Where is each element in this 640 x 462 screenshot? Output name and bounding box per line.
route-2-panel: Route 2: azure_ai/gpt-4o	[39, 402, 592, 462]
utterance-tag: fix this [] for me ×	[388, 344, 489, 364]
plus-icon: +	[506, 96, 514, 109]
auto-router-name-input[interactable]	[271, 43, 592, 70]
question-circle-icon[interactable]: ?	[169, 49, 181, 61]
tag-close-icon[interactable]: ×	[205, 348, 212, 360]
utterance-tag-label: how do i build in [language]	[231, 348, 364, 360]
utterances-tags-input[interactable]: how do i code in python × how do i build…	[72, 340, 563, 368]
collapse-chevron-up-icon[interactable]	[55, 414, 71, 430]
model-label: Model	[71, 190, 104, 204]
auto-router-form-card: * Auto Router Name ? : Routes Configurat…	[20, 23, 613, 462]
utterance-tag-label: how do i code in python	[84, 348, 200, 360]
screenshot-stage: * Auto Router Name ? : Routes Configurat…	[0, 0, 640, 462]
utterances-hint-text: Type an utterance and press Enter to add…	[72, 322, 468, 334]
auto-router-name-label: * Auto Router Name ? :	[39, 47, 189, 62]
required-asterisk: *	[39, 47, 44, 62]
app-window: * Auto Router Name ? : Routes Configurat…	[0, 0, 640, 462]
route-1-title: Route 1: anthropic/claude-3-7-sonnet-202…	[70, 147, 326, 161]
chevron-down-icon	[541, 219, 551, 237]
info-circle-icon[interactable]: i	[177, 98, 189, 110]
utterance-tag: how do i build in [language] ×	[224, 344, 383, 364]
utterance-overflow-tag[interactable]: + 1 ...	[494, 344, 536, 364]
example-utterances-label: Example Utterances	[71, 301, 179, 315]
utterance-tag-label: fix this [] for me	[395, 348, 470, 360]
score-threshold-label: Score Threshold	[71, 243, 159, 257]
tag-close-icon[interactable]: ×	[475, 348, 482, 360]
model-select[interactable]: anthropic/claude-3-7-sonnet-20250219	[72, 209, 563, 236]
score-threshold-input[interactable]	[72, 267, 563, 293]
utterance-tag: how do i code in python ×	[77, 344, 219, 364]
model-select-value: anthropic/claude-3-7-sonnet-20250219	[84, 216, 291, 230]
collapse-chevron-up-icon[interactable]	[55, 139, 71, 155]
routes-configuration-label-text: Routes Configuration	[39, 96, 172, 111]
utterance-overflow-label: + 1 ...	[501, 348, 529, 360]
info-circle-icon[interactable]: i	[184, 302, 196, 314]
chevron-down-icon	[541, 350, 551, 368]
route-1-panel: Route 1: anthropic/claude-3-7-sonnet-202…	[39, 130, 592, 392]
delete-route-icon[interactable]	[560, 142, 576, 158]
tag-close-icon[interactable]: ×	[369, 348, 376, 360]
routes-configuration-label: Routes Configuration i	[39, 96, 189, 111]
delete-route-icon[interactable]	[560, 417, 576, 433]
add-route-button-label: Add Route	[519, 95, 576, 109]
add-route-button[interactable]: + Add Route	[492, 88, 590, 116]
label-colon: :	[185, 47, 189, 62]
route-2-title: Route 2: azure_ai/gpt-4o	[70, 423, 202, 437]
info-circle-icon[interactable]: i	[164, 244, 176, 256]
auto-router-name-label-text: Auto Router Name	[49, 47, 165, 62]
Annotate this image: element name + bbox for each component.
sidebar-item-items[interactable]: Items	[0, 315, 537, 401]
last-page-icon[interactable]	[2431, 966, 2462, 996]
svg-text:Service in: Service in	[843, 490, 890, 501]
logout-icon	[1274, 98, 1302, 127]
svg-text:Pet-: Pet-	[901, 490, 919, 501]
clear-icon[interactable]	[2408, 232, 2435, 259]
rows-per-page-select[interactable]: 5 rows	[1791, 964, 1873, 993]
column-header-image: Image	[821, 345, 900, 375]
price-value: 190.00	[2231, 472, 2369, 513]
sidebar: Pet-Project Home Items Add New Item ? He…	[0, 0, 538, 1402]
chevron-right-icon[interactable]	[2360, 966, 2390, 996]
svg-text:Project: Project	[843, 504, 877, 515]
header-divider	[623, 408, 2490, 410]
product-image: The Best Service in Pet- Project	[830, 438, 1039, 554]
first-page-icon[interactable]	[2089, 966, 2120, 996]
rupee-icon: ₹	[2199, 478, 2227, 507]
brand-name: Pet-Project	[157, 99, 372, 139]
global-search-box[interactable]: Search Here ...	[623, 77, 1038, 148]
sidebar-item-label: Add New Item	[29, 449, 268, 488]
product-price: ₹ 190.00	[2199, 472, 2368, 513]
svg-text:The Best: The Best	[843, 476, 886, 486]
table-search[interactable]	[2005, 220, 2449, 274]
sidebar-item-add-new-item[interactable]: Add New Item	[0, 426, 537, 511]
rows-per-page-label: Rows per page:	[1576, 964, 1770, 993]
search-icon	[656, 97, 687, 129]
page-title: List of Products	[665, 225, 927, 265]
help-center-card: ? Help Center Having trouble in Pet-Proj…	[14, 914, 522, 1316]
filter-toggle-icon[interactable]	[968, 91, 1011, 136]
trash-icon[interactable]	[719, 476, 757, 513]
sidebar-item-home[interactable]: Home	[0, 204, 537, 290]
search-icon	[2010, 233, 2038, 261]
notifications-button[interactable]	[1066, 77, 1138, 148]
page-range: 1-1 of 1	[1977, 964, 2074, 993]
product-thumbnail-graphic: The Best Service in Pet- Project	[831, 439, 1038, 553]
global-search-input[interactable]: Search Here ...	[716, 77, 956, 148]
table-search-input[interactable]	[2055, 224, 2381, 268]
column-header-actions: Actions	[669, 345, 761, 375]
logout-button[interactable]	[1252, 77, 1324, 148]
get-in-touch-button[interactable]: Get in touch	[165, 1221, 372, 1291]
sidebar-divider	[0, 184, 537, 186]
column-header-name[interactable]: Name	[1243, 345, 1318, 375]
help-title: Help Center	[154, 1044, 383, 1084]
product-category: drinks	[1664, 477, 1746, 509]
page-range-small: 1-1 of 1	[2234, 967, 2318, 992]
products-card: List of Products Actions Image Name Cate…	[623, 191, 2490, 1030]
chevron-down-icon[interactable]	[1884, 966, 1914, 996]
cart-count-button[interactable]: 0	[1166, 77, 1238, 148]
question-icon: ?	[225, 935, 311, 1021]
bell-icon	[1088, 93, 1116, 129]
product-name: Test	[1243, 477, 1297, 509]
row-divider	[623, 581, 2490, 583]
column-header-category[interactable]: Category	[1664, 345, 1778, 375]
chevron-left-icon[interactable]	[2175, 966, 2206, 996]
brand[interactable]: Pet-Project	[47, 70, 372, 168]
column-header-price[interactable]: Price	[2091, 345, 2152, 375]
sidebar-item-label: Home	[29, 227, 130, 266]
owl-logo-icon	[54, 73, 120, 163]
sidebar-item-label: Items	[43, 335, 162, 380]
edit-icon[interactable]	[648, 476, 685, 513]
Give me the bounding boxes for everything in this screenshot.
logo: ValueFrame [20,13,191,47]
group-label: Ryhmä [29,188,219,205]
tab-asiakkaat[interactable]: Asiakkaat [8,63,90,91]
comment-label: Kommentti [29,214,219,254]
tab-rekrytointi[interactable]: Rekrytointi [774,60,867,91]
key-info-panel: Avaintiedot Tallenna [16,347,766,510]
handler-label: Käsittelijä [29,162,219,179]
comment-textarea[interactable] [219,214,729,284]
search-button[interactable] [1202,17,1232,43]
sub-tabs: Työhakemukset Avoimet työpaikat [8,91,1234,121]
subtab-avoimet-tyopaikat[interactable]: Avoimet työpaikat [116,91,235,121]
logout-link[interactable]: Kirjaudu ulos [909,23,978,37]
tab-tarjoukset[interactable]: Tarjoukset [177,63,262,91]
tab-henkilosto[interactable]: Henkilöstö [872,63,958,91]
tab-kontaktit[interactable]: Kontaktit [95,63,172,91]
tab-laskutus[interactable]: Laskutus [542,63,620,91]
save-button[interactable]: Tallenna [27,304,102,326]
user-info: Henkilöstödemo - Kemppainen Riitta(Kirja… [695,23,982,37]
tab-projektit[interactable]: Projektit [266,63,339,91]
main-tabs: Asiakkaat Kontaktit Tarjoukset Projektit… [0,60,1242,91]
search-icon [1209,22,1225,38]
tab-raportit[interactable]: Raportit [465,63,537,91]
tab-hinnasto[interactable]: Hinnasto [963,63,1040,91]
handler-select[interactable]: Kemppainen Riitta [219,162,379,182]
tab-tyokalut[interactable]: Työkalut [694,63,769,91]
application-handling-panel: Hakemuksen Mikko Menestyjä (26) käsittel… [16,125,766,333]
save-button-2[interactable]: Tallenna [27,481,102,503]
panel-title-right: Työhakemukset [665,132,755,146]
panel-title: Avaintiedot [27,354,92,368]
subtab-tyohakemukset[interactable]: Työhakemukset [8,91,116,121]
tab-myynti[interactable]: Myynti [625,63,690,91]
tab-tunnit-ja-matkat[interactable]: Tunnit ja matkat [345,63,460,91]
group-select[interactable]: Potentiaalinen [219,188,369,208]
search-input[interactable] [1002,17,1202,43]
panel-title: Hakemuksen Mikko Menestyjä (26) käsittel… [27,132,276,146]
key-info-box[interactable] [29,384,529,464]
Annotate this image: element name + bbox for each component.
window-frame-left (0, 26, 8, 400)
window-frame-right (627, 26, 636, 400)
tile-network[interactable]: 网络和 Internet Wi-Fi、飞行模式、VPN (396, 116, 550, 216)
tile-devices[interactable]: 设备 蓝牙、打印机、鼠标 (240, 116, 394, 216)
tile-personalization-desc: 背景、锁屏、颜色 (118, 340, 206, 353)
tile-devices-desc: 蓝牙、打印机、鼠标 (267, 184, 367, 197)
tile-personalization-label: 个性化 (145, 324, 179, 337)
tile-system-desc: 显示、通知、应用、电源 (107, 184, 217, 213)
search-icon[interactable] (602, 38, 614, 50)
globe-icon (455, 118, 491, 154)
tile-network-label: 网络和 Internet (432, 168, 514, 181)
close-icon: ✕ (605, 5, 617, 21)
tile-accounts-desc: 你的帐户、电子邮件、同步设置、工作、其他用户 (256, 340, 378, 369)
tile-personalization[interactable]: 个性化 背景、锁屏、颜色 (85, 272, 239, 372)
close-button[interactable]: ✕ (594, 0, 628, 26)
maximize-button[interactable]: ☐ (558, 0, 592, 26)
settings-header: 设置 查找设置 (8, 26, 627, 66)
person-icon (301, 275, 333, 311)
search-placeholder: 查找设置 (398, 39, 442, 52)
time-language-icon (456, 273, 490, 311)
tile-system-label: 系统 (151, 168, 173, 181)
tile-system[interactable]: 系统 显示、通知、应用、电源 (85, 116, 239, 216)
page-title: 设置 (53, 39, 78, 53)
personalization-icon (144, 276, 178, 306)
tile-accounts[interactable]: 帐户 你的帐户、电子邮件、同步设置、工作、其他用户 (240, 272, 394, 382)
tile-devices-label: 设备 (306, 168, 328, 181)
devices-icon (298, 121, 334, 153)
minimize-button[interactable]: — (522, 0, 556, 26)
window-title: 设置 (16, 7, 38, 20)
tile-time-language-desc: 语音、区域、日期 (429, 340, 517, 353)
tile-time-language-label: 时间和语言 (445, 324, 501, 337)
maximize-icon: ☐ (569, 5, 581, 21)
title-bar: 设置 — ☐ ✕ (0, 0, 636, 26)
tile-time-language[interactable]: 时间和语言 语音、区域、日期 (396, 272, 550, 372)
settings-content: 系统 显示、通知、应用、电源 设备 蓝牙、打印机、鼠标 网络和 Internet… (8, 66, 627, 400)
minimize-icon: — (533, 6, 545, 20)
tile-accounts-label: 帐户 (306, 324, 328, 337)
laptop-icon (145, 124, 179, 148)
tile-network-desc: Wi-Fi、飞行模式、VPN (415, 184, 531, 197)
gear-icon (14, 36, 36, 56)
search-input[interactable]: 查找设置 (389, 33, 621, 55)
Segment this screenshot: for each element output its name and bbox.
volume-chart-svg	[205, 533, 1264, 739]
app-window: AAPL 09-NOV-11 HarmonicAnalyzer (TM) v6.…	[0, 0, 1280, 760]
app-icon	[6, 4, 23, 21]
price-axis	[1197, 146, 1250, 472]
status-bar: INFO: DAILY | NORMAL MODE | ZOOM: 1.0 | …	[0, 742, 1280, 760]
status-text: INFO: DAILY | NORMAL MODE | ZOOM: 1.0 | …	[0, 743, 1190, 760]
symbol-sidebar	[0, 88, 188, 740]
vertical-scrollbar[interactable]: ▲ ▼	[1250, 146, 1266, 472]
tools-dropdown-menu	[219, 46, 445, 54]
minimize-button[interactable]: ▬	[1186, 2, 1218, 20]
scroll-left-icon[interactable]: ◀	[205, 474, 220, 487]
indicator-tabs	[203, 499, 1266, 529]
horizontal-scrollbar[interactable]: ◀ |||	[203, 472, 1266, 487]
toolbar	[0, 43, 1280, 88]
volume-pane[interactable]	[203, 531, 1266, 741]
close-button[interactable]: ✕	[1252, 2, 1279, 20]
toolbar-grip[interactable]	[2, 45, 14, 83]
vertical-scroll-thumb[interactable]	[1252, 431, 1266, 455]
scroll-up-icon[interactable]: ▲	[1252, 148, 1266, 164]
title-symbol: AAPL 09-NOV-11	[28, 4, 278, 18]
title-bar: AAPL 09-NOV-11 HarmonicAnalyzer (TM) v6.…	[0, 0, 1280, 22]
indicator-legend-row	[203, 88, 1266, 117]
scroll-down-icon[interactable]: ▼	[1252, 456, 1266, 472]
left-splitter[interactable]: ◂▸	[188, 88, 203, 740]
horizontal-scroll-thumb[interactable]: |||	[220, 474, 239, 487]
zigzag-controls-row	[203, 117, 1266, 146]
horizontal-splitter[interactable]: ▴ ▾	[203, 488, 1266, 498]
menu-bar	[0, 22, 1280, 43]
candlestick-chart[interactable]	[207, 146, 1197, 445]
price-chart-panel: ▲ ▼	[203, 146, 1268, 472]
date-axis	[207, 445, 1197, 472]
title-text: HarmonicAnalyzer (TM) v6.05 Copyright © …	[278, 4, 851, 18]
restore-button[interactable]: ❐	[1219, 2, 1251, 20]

Exercise instructions: Copy out word for word the stretch of the material from its start through the line containing "utterance-tag-label: how do i code".

Exercise result:
Where is each element in this 640 x 462 screenshot? Output name and bounding box per line.
route-2-panel: Route 2: azure_ai/gpt-4o	[39, 402, 592, 462]
utterance-tag: fix this [] for me ×	[388, 344, 489, 364]
plus-icon: +	[506, 96, 514, 109]
auto-router-name-input[interactable]	[271, 43, 592, 70]
question-circle-icon[interactable]: ?	[169, 49, 181, 61]
tag-close-icon[interactable]: ×	[205, 348, 212, 360]
utterance-tag-label: how do i build in [language]	[231, 348, 364, 360]
utterances-tags-input[interactable]: how do i code in python × how do i build…	[72, 340, 563, 368]
collapse-chevron-up-icon[interactable]	[55, 414, 71, 430]
model-label: Model	[71, 190, 104, 204]
auto-router-form-card: * Auto Router Name ? : Routes Configurat…	[20, 23, 613, 462]
utterance-tag-label: how do i code in python	[84, 348, 200, 360]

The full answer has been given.